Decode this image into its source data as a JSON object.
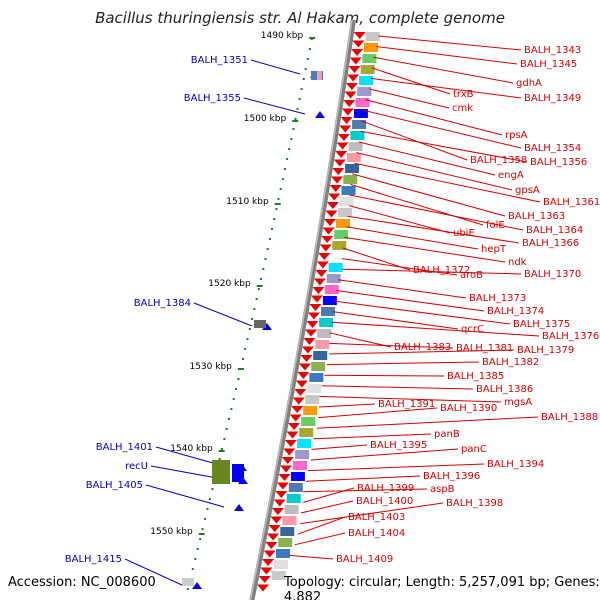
{
  "title": "Bacillus thuringiensis str. Al Hakam, complete genome",
  "footer": {
    "accession": "Accession: NC_008600",
    "summary": "Topology: circular; Length: 5,257,091 bp; Genes: 4,882"
  },
  "colors": {
    "right_labels": "#d40000",
    "left_labels": "#0000cc",
    "backbone": "#808080",
    "ticks": "#208020"
  },
  "scale_labels": [
    "1490 kbp",
    "1500 kbp",
    "1510 kbp",
    "1520 kbp",
    "1530 kbp",
    "1540 kbp",
    "1550 kbp"
  ],
  "right_genes": [
    "BALH_1343",
    "BALH_1345",
    "gdhA",
    "trxB",
    "BALH_1349",
    "cmk",
    "rpsA",
    "BALH_1354",
    "BALH_1358",
    "BALH_1356",
    "engA",
    "gpsA",
    "BALH_1361",
    "BALH_1363",
    "folE",
    "BALH_1364",
    "ubiE",
    "BALH_1366",
    "hepT",
    "ndk",
    "BALH_1372",
    "aroB",
    "BALH_1370",
    "BALH_1373",
    "BALH_1374",
    "BALH_1375",
    "qcrC",
    "BALH_1376",
    "BALH_1383",
    "BALH_1381",
    "BALH_1379",
    "BALH_1382",
    "BALH_1385",
    "BALH_1386",
    "mgsA",
    "BALH_1391",
    "BALH_1390",
    "BALH_1388",
    "panB",
    "BALH_1395",
    "panC",
    "BALH_1394",
    "BALH_1396",
    "aspB",
    "BALH_1399",
    "BALH_1400",
    "BALH_1398",
    "BALH_1403",
    "BALH_1404",
    "BALH_1409"
  ],
  "left_genes": [
    "BALH_1351",
    "BALH_1355",
    "BALH_1384",
    "BALH_1401",
    "recU",
    "BALH_1405",
    "BALH_1415"
  ]
}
------------------------------
**What you should do**
Extract every line of the data exactly; pictures stay out.

**Answer area**
Decode this image into its source data as a JSON object.
{
  "title": "Bacillus thuringiensis str. Al Hakam, complete genome",
  "footer": {
    "accession": "Accession: NC_008600",
    "summary": "Topology: circular; Length: 5,257,091 bp; Genes: 4,882"
  },
  "colors": {
    "right_labels": "#d40000",
    "left_labels": "#0000cc",
    "backbone": "#808080",
    "ticks": "#208020"
  },
  "scale_labels": [
    "1490 kbp",
    "1500 kbp",
    "1510 kbp",
    "1520 kbp",
    "1530 kbp",
    "1540 kbp",
    "1550 kbp"
  ],
  "right_genes": [
    "BALH_1343",
    "BALH_1345",
    "gdhA",
    "trxB",
    "BALH_1349",
    "cmk",
    "rpsA",
    "BALH_1354",
    "BALH_1358",
    "BALH_1356",
    "engA",
    "gpsA",
    "BALH_1361",
    "BALH_1363",
    "folE",
    "BALH_1364",
    "ubiE",
    "BALH_1366",
    "hepT",
    "ndk",
    "BALH_1372",
    "aroB",
    "BALH_1370",
    "BALH_1373",
    "BALH_1374",
    "BALH_1375",
    "qcrC",
    "BALH_1376",
    "BALH_1383",
    "BALH_1381",
    "BALH_1379",
    "BALH_1382",
    "BALH_1385",
    "BALH_1386",
    "mgsA",
    "BALH_1391",
    "BALH_1390",
    "BALH_1388",
    "panB",
    "BALH_1395",
    "panC",
    "BALH_1394",
    "BALH_1396",
    "aspB",
    "BALH_1399",
    "BALH_1400",
    "BALH_1398",
    "BALH_1403",
    "BALH_1404",
    "BALH_1409"
  ],
  "left_genes": [
    "BALH_1351",
    "BALH_1355",
    "BALH_1384",
    "BALH_1401",
    "recU",
    "BALH_1405",
    "BALH_1415"
  ]
}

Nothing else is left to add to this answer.